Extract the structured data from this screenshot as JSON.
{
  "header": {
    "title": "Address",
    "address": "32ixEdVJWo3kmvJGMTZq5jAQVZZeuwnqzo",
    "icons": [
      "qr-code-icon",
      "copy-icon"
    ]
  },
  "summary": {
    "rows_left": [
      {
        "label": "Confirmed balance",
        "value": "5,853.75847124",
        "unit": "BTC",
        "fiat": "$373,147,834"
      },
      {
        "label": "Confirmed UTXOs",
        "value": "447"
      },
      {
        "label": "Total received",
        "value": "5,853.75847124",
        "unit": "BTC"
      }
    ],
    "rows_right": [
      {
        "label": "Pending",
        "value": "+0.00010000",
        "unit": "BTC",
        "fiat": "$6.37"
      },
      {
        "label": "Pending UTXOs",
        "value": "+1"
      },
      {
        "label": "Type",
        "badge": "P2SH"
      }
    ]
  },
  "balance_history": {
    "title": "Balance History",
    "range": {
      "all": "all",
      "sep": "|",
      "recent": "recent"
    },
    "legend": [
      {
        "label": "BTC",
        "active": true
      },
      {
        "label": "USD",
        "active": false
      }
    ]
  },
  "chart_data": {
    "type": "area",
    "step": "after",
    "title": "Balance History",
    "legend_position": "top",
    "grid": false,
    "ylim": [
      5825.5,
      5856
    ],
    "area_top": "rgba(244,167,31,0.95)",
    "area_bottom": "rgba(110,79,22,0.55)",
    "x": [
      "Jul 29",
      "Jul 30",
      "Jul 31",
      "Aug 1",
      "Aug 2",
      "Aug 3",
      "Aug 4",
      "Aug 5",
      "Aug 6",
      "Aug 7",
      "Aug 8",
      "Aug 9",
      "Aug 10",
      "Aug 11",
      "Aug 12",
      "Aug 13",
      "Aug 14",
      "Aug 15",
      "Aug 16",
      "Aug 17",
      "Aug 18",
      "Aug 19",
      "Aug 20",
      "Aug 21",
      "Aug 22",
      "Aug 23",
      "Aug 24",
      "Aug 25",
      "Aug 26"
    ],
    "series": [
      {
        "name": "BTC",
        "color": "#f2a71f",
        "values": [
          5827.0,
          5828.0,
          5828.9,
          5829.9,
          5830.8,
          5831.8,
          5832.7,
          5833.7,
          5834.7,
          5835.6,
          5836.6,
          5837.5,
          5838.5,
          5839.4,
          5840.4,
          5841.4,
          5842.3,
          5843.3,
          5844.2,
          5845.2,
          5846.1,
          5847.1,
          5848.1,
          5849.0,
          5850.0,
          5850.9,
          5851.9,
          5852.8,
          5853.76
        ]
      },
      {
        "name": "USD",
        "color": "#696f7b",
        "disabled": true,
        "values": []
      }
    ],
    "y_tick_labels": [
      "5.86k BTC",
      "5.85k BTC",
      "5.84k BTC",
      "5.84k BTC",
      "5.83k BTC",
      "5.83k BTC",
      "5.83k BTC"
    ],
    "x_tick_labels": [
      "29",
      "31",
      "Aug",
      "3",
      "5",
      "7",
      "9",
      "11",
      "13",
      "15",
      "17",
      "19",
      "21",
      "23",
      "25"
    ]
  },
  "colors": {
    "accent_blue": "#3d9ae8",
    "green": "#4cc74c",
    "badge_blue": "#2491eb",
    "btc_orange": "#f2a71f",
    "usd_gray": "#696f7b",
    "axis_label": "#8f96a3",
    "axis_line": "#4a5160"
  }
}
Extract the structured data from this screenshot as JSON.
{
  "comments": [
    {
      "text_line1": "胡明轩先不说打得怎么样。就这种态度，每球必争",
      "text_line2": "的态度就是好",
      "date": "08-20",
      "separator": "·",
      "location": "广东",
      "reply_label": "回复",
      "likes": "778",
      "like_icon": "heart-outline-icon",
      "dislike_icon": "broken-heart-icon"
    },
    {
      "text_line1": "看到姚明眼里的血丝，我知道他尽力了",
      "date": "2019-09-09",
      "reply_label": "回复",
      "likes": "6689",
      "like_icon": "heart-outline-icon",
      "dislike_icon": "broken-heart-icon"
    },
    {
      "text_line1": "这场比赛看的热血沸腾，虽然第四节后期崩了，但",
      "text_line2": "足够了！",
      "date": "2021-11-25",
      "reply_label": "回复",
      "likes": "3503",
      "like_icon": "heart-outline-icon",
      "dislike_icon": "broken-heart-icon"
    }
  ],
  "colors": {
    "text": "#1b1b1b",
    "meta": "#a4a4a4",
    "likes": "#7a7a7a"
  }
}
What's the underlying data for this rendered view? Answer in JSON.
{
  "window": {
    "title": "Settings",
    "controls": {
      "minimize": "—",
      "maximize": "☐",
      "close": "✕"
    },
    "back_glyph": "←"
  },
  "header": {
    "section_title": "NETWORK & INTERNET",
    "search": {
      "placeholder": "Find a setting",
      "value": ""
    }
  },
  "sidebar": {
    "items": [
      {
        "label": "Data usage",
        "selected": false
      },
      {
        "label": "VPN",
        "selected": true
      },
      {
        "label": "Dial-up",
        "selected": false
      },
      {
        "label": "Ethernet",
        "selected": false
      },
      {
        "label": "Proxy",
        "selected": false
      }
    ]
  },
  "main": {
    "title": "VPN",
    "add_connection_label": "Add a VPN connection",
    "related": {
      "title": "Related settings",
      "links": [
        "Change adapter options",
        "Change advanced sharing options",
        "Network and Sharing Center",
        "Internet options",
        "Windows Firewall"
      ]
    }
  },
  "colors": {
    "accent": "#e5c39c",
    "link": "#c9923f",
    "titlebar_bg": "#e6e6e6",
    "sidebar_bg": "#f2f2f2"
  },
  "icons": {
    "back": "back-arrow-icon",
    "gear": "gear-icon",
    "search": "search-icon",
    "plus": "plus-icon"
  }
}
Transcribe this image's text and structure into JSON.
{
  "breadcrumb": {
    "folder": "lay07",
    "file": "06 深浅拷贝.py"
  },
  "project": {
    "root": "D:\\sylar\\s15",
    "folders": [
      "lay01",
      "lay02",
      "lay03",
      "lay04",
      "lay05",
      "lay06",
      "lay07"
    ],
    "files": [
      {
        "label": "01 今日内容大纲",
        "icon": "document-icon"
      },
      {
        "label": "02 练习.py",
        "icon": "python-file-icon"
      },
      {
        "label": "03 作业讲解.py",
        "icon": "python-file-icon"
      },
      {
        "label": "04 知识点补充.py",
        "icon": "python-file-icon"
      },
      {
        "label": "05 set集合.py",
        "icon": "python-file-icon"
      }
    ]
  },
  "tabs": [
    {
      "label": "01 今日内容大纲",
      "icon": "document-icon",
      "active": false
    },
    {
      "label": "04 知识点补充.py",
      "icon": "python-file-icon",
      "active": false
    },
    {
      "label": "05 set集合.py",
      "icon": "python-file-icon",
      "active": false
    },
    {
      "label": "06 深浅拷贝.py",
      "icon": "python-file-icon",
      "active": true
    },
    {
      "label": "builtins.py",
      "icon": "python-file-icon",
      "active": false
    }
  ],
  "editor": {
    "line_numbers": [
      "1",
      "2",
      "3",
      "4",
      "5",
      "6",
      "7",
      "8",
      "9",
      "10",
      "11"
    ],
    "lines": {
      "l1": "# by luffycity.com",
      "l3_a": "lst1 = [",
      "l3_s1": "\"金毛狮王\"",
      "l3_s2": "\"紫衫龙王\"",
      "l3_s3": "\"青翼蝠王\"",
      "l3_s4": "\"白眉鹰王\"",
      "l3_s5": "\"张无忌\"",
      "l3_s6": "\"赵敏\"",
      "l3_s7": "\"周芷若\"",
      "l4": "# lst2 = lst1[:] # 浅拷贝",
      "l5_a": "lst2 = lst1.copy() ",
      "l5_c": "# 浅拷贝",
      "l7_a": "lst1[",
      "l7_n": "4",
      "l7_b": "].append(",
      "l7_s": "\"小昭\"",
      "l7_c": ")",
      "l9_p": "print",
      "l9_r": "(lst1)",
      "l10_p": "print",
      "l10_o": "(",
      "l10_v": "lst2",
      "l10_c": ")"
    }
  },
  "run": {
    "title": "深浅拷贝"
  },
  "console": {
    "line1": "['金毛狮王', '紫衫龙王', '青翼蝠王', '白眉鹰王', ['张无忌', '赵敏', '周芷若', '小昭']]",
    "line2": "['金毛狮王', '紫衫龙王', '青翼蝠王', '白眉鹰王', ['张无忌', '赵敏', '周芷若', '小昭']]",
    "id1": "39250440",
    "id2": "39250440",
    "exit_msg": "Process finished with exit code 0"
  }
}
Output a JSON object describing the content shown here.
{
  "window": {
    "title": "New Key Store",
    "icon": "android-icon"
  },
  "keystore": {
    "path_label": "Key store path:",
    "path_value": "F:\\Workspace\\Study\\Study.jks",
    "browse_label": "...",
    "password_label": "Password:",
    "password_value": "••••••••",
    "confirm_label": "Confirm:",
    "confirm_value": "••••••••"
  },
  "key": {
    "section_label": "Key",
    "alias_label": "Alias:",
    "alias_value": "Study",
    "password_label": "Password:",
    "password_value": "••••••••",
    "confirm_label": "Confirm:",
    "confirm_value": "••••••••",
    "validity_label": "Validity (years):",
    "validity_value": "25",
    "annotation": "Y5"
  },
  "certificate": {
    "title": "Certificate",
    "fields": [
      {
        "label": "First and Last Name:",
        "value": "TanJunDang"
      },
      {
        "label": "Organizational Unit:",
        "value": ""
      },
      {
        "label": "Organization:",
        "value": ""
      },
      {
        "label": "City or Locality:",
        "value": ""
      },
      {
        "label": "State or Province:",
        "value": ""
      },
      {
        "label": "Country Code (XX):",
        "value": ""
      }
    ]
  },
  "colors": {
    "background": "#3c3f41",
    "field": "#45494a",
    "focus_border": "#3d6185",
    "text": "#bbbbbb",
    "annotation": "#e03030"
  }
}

-.-.-

The request - Which lines hold the word "UTXOs"? Copy all of them.

Output below -
        "label": "Confirmed UTXOs",
        "label": "Pending UTXOs",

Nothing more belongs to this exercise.